**EXERCISE DETAILS**
Return every record below exactly as written, omitting any pictures.

**DATASET**
○ ○ ○

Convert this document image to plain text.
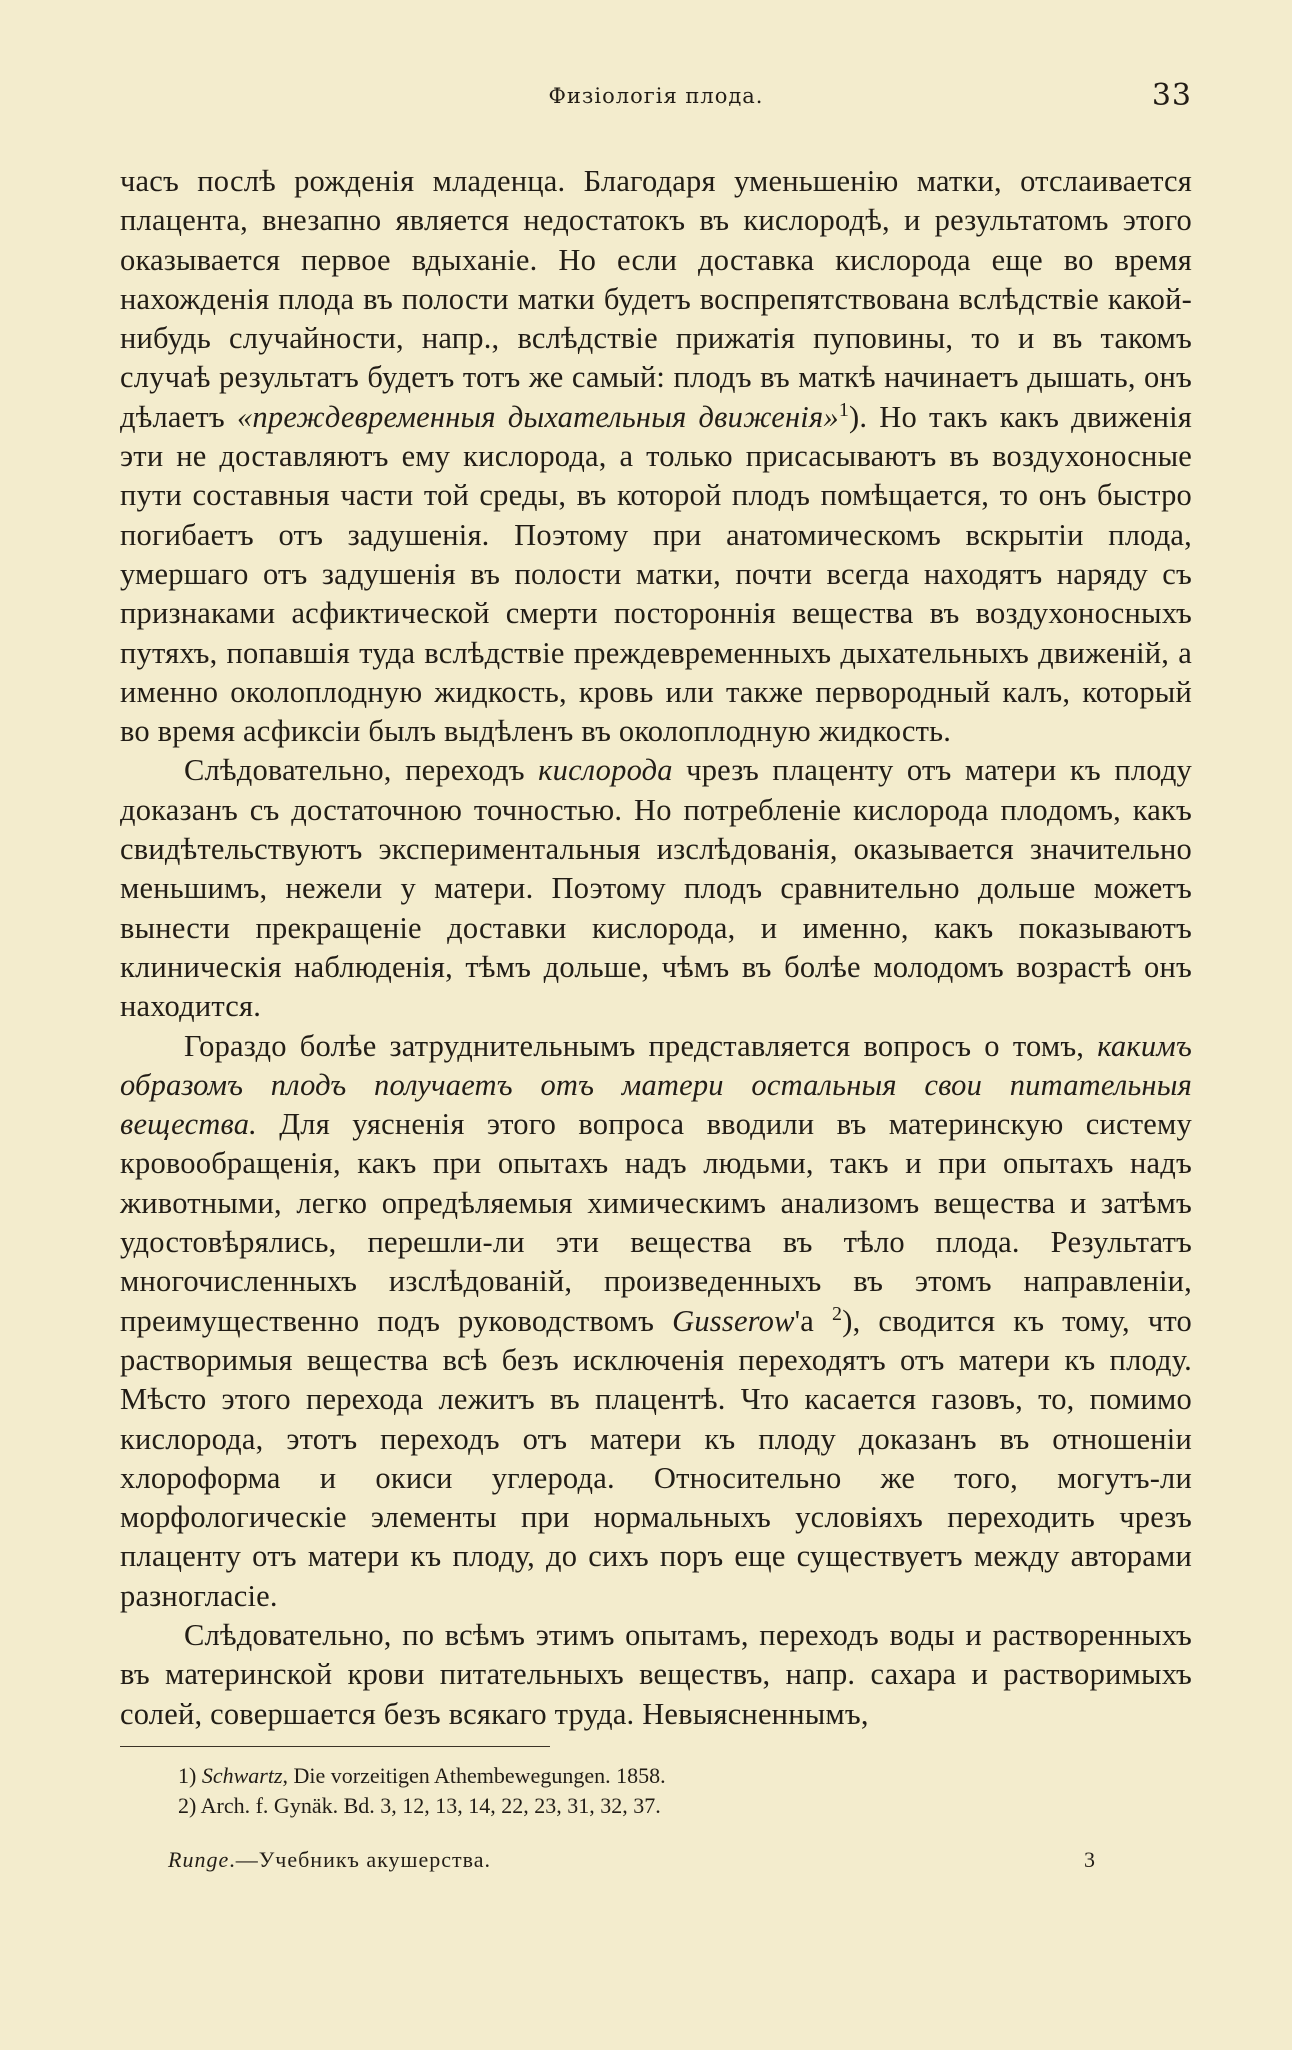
Физiологiя плода.	33

часъ послѣ рожденiя младенца. Благодаря уменьшенiю матки, отслаивается плацента, внезапно является недостатокъ въ кислородѣ, и результатомъ этого оказывается первое вдыханiе. Но если доставка кислорода еще во время нахожденiя плода въ полости матки будетъ воспрепятствована вслѣдствiе какой-нибудь случайности, напр., вслѣдствiе прижатiя пуповины, то и въ такомъ случаѣ результатъ будетъ тотъ же самый: плодъ въ маткѣ начинаетъ дышать, онъ дѣлаетъ «преждевременныя дыхательныя движенiя»$^1$). Но такъ какъ движенiя эти не доставляютъ ему кислорода, а только присасываютъ въ воздухоносные пути составныя части той среды, въ которой плодъ помѣщается, то онъ быстро погибаетъ отъ задушенiя. Поэтому при анатомическомъ вскрытiи плода, умершаго отъ задушенiя въ полости матки, почти всегда находятъ наряду съ признаками асфиктической смерти постороннiя вещества въ воздухоносныхъ путяхъ, попавшiя туда вслѣдствiе преждевременныхъ дыхательныхъ движенiй, а именно околоплодную жидкость, кровь или также первородный калъ, который во время асфиксiи былъ выдѣленъ въ околоплодную жидкость.

Слѣдовательно, переходъ кислорода чрезъ плаценту отъ матери къ плоду доказанъ съ достаточною точностью. Но потребленiе кислорода плодомъ, какъ свидѣтельствуютъ экспериментальныя изслѣдованiя, оказывается значительно меньшимъ, нежели у матери. Поэтому плодъ сравнительно дольше можетъ вынести прекращенiе доставки кислорода, и именно, какъ показываютъ клиническiя наблюденiя, тѣмъ дольше, чѣмъ въ болѣе молодомъ возрастѣ онъ находится.

Гораздо болѣе затруднительнымъ представляется вопросъ о томъ, какимъ образомъ плодъ получаетъ отъ матери остальныя свои питательныя вещества. Для уясненiя этого вопроса вводили въ материнскую систему кровообращенiя, какъ при опытахъ надъ людьми, такъ и при опытахъ надъ животными, легко опредѣляемыя химическимъ анализомъ вещества и затѣмъ удостовѣрялись, перешли-ли эти вещества въ тѣло плода. Результатъ многочисленныхъ изслѣдованiй, произведенныхъ въ этомъ направленiи, преимущественно подъ руководствомъ Gusserow'а $^2$), сводится къ тому, что растворимыя вещества всѣ безъ исключенiя переходятъ отъ матери къ плоду. Мѣсто этого перехода лежитъ въ плацентѣ. Что касается газовъ, то, помимо кислорода, этотъ переходъ отъ матери къ плоду доказанъ въ отношенiи хлороформа и окиси углерода. Относительно же того, могутъ-ли морфологическiе элементы при нормальныхъ условiяхъ переходить чрезъ плаценту отъ матери къ плоду, до сихъ поръ еще существуетъ между авторами разногласiе.

Слѣдовательно, по всѣмъ этимъ опытамъ, переходъ воды и растворенныхъ въ материнской крови питательныхъ веществъ, напр. сахара и растворимыхъ солей, совершается безъ всякаго труда. Невыясненнымъ,

1) Schwartz, Die vorzeitigen Athembewegungen. 1858.
2) Arch. f. Gynäk. Bd. 3, 12, 13, 14, 22, 23, 31, 32, 37.
Runge.—Учебникъ акушерства.	3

○ ○ ○

**FULL SOLUTION**
Convert this document image to plain text.
Физiологiя плода.	33

часъ послѣ рожденiя младенца. Благодаря уменьшенiю матки, отслаивается плацента, внезапно является недостатокъ въ кислородѣ, и результатомъ этого оказывается первое вдыханiе. Но если доставка кислорода еще во время нахожденiя плода въ полости матки будетъ воспрепятствована вслѣдствiе какой-нибудь случайности, напр., вслѣдствiе прижатiя пуповины, то и въ такомъ случаѣ результатъ будетъ тотъ же самый: плодъ въ маткѣ начинаетъ дышать, онъ дѣлаетъ «преждевременныя дыхательныя движенiя»$^1$). Но такъ какъ движенiя эти не доставляютъ ему кислорода, а только присасываютъ въ воздухоносные пути составныя части той среды, въ которой плодъ помѣщается, то онъ быстро погибаетъ отъ задушенiя. Поэтому при анатомическомъ вскрытiи плода, умершаго отъ задушенiя въ полости матки, почти всегда находятъ наряду съ признаками асфиктической смерти постороннiя вещества въ воздухоносныхъ путяхъ, попавшiя туда вслѣдствiе преждевременныхъ дыхательныхъ движенiй, а именно околоплодную жидкость, кровь или также первородный калъ, который во время асфиксiи былъ выдѣленъ въ околоплодную жидкость.

Слѣдовательно, переходъ кислорода чрезъ плаценту отъ матери къ плоду доказанъ съ достаточною точностью. Но потребленiе кислорода плодомъ, какъ свидѣтельствуютъ экспериментальныя изслѣдованiя, оказывается значительно меньшимъ, нежели у матери. Поэтому плодъ сравнительно дольше можетъ вынести прекращенiе доставки кислорода, и именно, какъ показываютъ клиническiя наблюденiя, тѣмъ дольше, чѣмъ въ болѣе молодомъ возрастѣ онъ находится.

Гораздо болѣе затруднительнымъ представляется вопросъ о томъ, какимъ образомъ плодъ получаетъ отъ матери остальныя свои питательныя вещества. Для уясненiя этого вопроса вводили въ материнскую систему кровообращенiя, какъ при опытахъ надъ людьми, такъ и при опытахъ надъ животными, легко опредѣляемыя химическимъ анализомъ вещества и затѣмъ удостовѣрялись, перешли-ли эти вещества въ тѣло плода. Результатъ многочисленныхъ изслѣдованiй, произведенныхъ въ этомъ направленiи, преимущественно подъ руководствомъ Gusserow'а $^2$), сводится къ тому, что растворимыя вещества всѣ безъ исключенiя переходятъ отъ матери къ плоду. Мѣсто этого перехода лежитъ въ плацентѣ. Что касается газовъ, то, помимо кислорода, этотъ переходъ отъ матери къ плоду доказанъ въ отношенiи хлороформа и окиси углерода. Относительно же того, могутъ-ли морфологическiе элементы при нормальныхъ условiяхъ переходить чрезъ плаценту отъ матери къ плоду, до сихъ поръ еще существуетъ между авторами разногласiе.

Слѣдовательно, по всѣмъ этимъ опытамъ, переходъ воды и растворенныхъ въ материнской крови питательныхъ веществъ, напр. сахара и растворимыхъ солей, совершается безъ всякаго труда. Невыясненнымъ,

1) Schwartz, Die vorzeitigen Athembewegungen. 1858.
2) Arch. f. Gynäk. Bd. 3, 12, 13, 14, 22, 23, 31, 32, 37.
Runge.—Учебникъ акушерства.	3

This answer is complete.